BEGIN Records supplied

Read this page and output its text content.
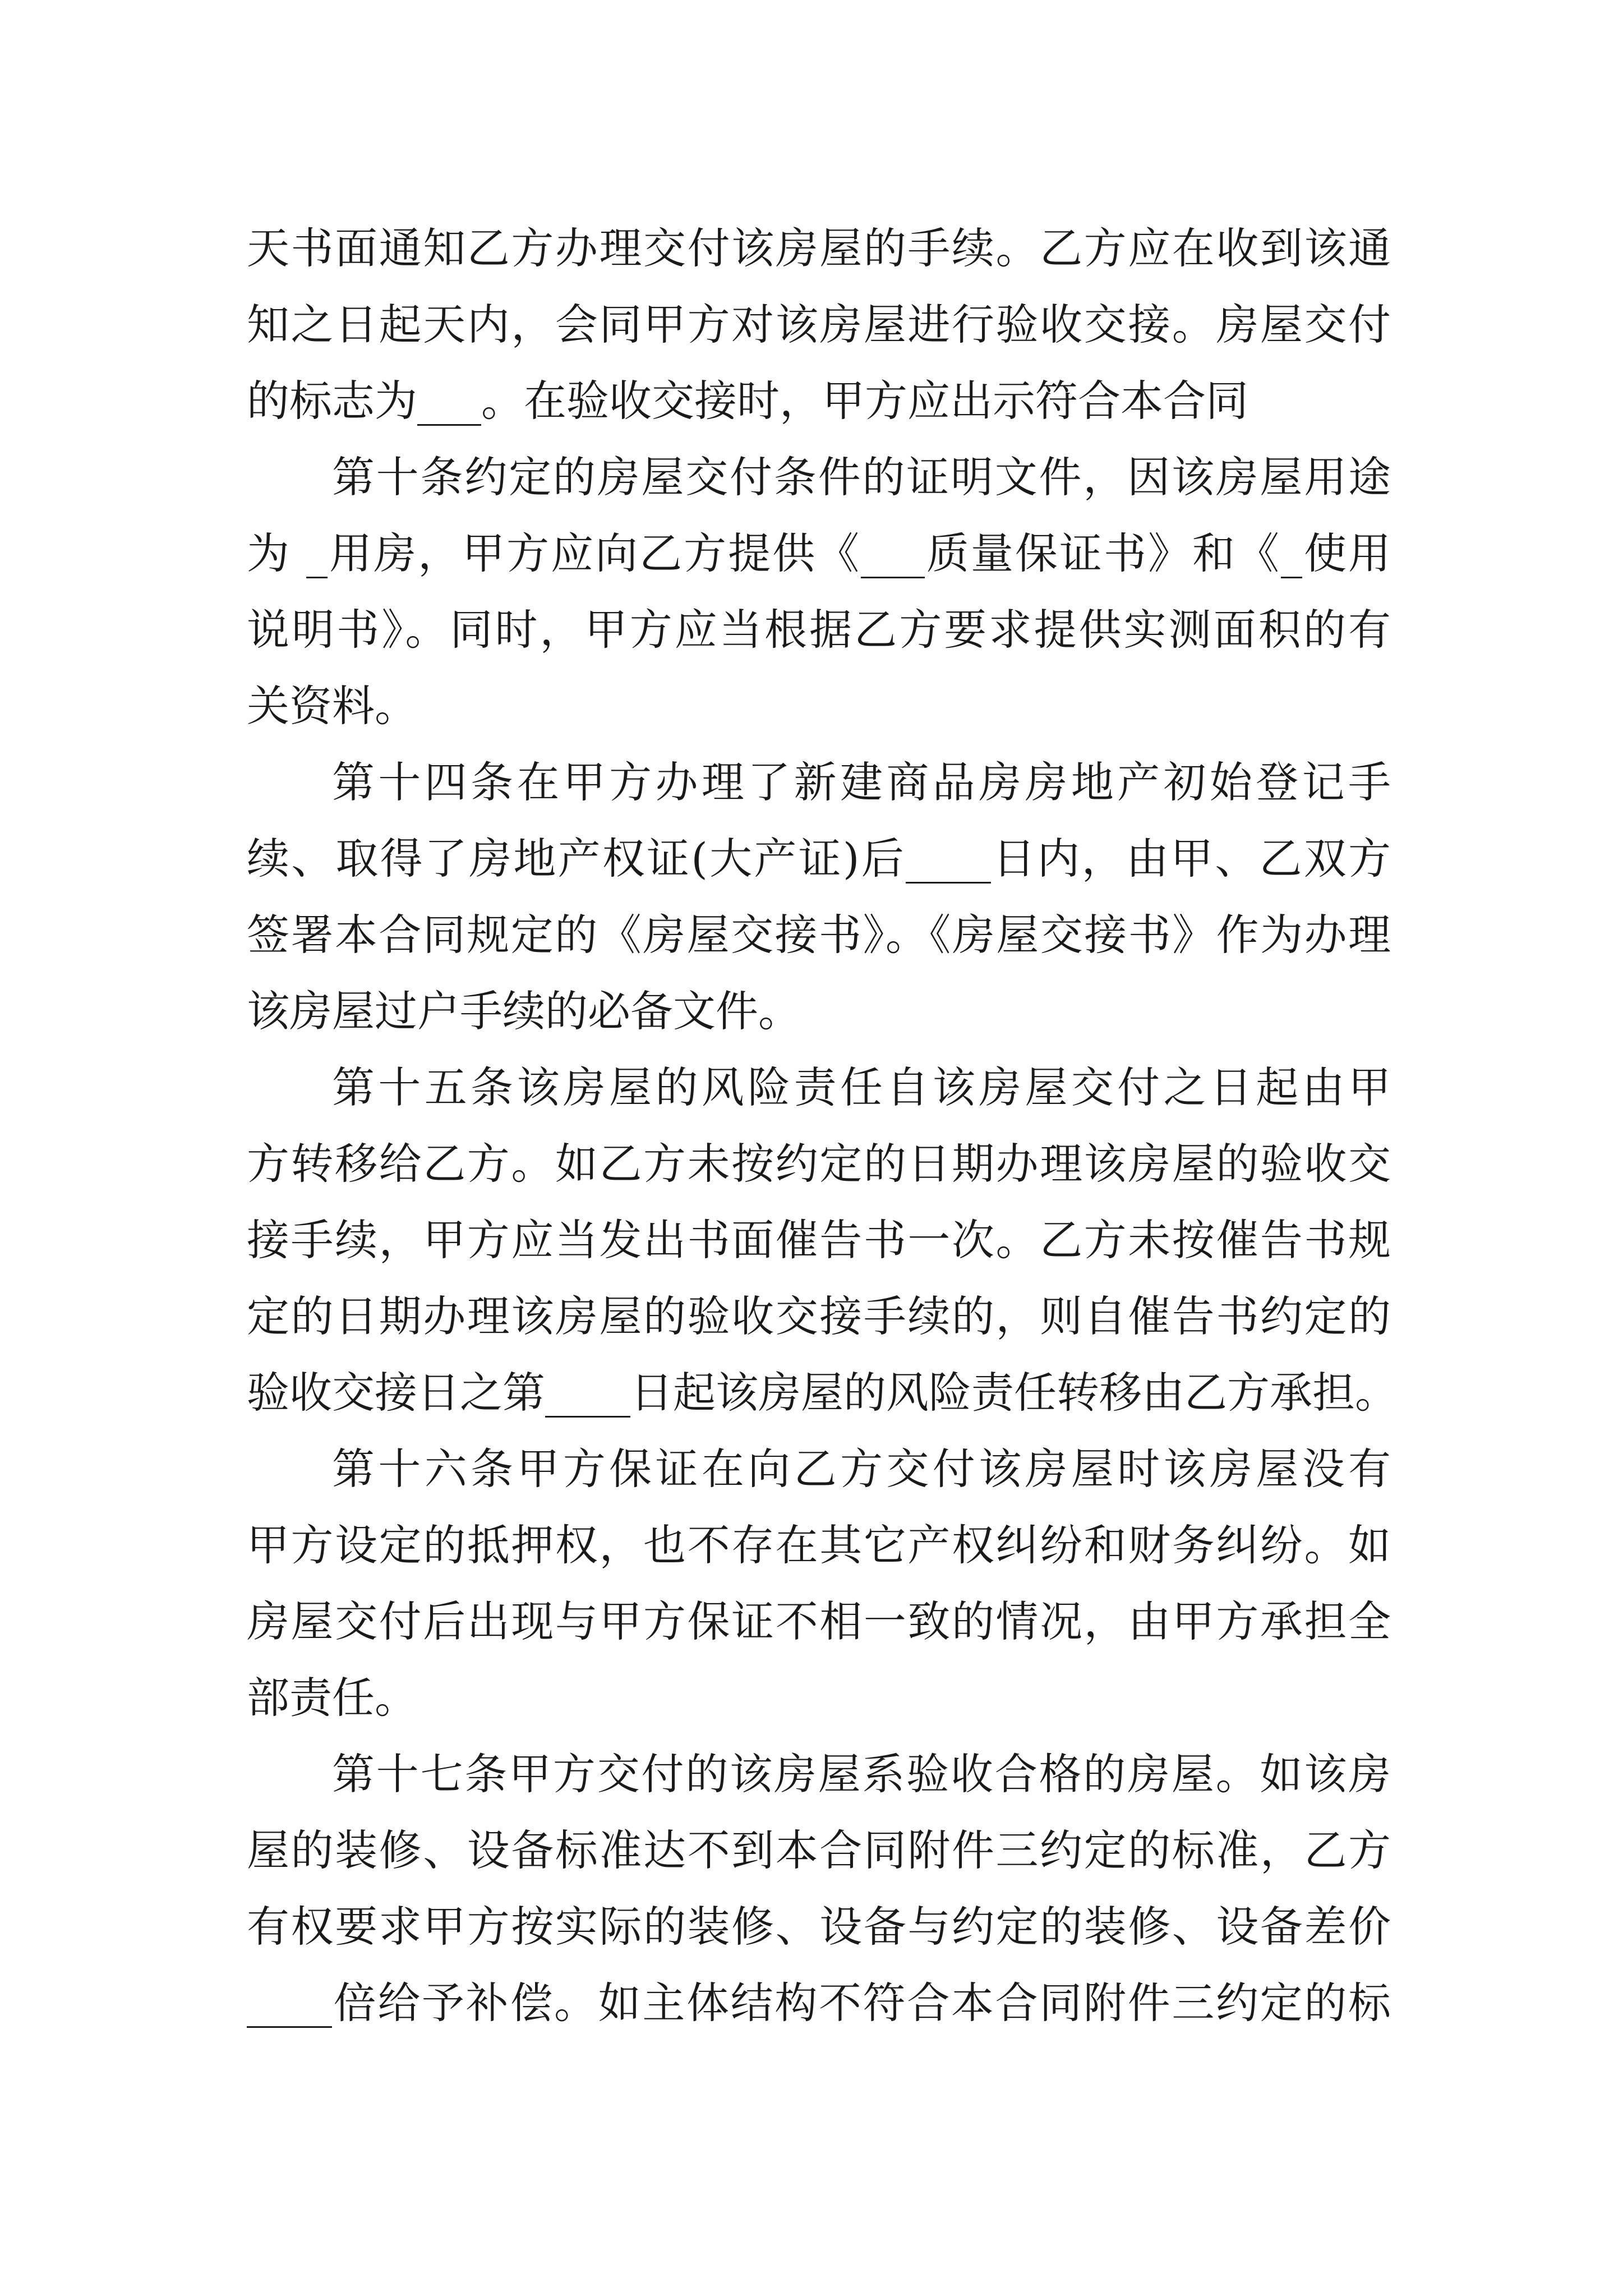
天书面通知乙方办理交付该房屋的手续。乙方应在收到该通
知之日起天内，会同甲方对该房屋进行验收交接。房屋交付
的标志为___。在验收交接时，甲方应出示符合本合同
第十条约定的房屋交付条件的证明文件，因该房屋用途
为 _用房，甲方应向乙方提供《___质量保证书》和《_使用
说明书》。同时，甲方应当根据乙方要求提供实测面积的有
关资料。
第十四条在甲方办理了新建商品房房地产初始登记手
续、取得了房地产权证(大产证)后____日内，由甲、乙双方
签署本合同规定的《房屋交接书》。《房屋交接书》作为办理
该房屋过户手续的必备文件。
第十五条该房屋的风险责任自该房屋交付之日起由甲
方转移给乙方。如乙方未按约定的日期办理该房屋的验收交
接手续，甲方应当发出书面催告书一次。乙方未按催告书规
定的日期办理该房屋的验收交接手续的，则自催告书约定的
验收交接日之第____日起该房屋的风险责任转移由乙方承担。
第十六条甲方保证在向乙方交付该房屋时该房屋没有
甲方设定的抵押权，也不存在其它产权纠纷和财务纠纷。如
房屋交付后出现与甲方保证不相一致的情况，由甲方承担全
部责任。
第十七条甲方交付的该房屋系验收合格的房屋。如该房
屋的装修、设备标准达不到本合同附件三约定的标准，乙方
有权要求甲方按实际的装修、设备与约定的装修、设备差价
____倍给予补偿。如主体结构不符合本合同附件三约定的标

END Records supplied

• Task description: Repeat all of the records verbatim, leaving out the pictures.

• Task answer:
Read this page and output its text content.
天书面通知乙方办理交付该房屋的手续。乙方应在收到该通
知之日起天内，会同甲方对该房屋进行验收交接。房屋交付
的标志为___。在验收交接时，甲方应出示符合本合同
第十条约定的房屋交付条件的证明文件，因该房屋用途
为 _用房，甲方应向乙方提供《___质量保证书》和《_使用
说明书》。同时，甲方应当根据乙方要求提供实测面积的有
关资料。
第十四条在甲方办理了新建商品房房地产初始登记手
续、取得了房地产权证(大产证)后____日内，由甲、乙双方
签署本合同规定的《房屋交接书》。《房屋交接书》作为办理
该房屋过户手续的必备文件。
第十五条该房屋的风险责任自该房屋交付之日起由甲
方转移给乙方。如乙方未按约定的日期办理该房屋的验收交
接手续，甲方应当发出书面催告书一次。乙方未按催告书规
定的日期办理该房屋的验收交接手续的，则自催告书约定的
验收交接日之第____日起该房屋的风险责任转移由乙方承担。
第十六条甲方保证在向乙方交付该房屋时该房屋没有
甲方设定的抵押权，也不存在其它产权纠纷和财务纠纷。如
房屋交付后出现与甲方保证不相一致的情况，由甲方承担全
部责任。
第十七条甲方交付的该房屋系验收合格的房屋。如该房
屋的装修、设备标准达不到本合同附件三约定的标准，乙方
有权要求甲方按实际的装修、设备与约定的装修、设备差价
____倍给予补偿。如主体结构不符合本合同附件三约定的标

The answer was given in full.